▶ _CHALLENGE_:
Pull out every line below that holds the word "Heimat".

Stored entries
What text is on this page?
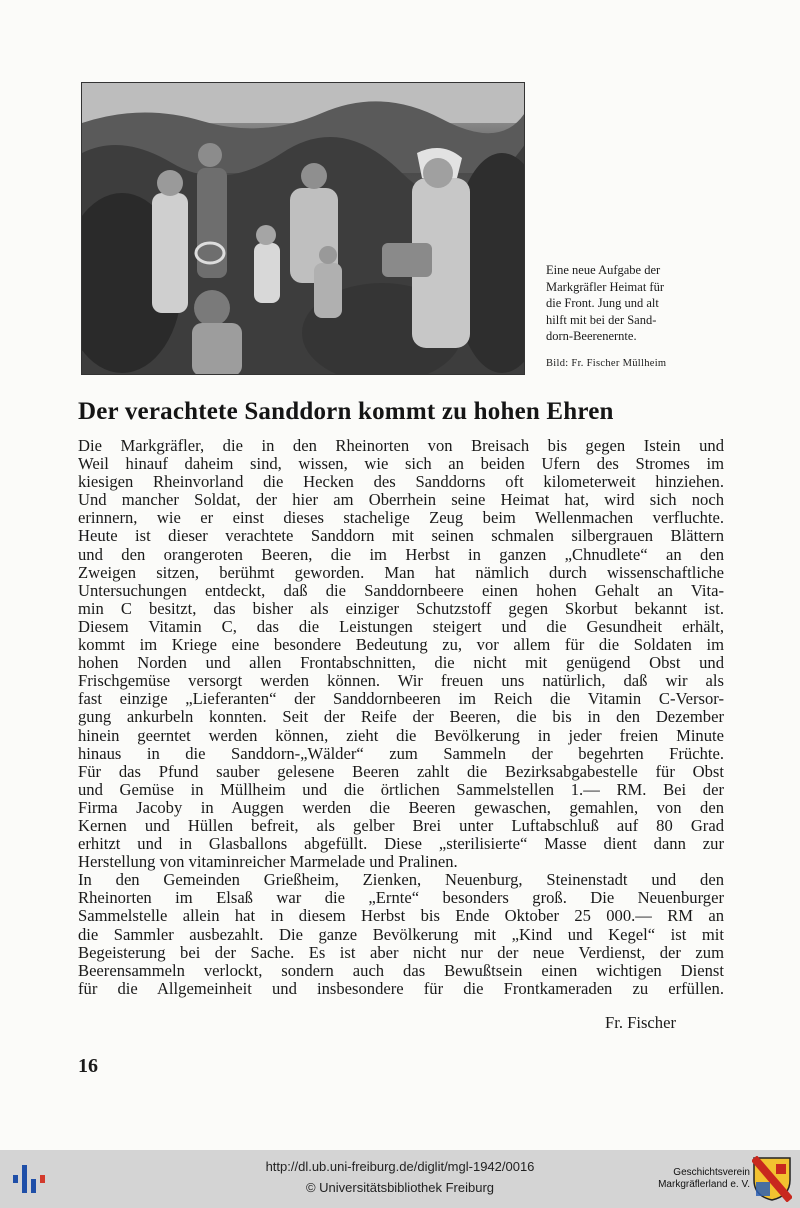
Eine neue Aufgabe der
Markgräfler Heimat für
die Front. Jung und alt
hilft mit bei der Sand-
dorn-Beerenernte.
Bild: Fr. Fischer Müllheim
Der verachtete Sanddorn kommt zu hohen Ehren
Die Markgräfler, die in den Rheinorten von Breisach bis gegen Istein und
Weil hinauf daheim sind, wissen, wie sich an beiden Ufern des Stromes im
kiesigen Rheinvorland die Hecken des Sanddorns oft kilometerweit hinziehen.
Und mancher Soldat, der hier am Oberrhein seine Heimat hat, wird sich noch
erinnern, wie er einst dieses stachelige Zeug beim Wellenmachen verfluchte.
Heute ist dieser verachtete Sanddorn mit seinen schmalen silbergrauen Blättern
und den orangeroten Beeren, die im Herbst in ganzen „Chnudlete“ an den
Zweigen sitzen, berühmt geworden. Man hat nämlich durch wissenschaftliche
Untersuchungen entdeckt, daß die Sanddornbeere einen hohen Gehalt an Vita-
min C besitzt, das bisher als einziger Schutzstoff gegen Skorbut bekannt ist.
Diesem Vitamin C, das die Leistungen steigert und die Gesundheit erhält,
kommt im Kriege eine besondere Bedeutung zu, vor allem für die Soldaten im
hohen Norden und allen Frontabschnitten, die nicht mit genügend Obst und
Frischgemüse versorgt werden können. Wir freuen uns natürlich, daß wir als
fast einzige „Lieferanten“ der Sanddornbeeren im Reich die Vitamin C-Versor-
gung ankurbeln konnten. Seit der Reife der Beeren, die bis in den Dezember
hinein geerntet werden können, zieht die Bevölkerung in jeder freien Minute
hinaus in die Sanddorn-„Wälder“ zum Sammeln der begehrten Früchte.
Für das Pfund sauber gelesene Beeren zahlt die Bezirksabgabestelle für Obst
und Gemüse in Müllheim und die örtlichen Sammelstellen 1.— RM. Bei der
Firma Jacoby in Auggen werden die Beeren gewaschen, gemahlen, von den
Kernen und Hüllen befreit, als gelber Brei unter Luftabschluß auf 80 Grad
erhitzt und in Glasballons abgefüllt. Diese „sterilisierte“ Masse dient dann zur
Herstellung von vitaminreicher Marmelade und Pralinen.
In den Gemeinden Grießheim, Zienken, Neuenburg, Steinenstadt und den
Rheinorten im Elsaß war die „Ernte“ besonders groß. Die Neuenburger
Sammelstelle allein hat in diesem Herbst bis Ende Oktober 25 000.— RM an
die Sammler ausbezahlt. Die ganze Bevölkerung mit „Kind und Kegel“ ist mit
Begeisterung bei der Sache. Es ist aber nicht nur der neue Verdienst, der zum
Beerensammeln verlockt, sondern auch das Bewußtsein einen wichtigen Dienst
für die Allgemeinheit und insbesondere für die Frontkameraden zu erfüllen.
Fr. Fischer
16
http://dl.ub.uni-freiburg.de/diglit/mgl-1942/0016
© Universitätsbibliothek Freiburg
Geschichtsverein
Markgräflerland e. V.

▶ _TASK SOLUTION_:
Markgräfler Heimat für
Und mancher Soldat, der hier am Oberrhein seine Heimat hat, wird sich noch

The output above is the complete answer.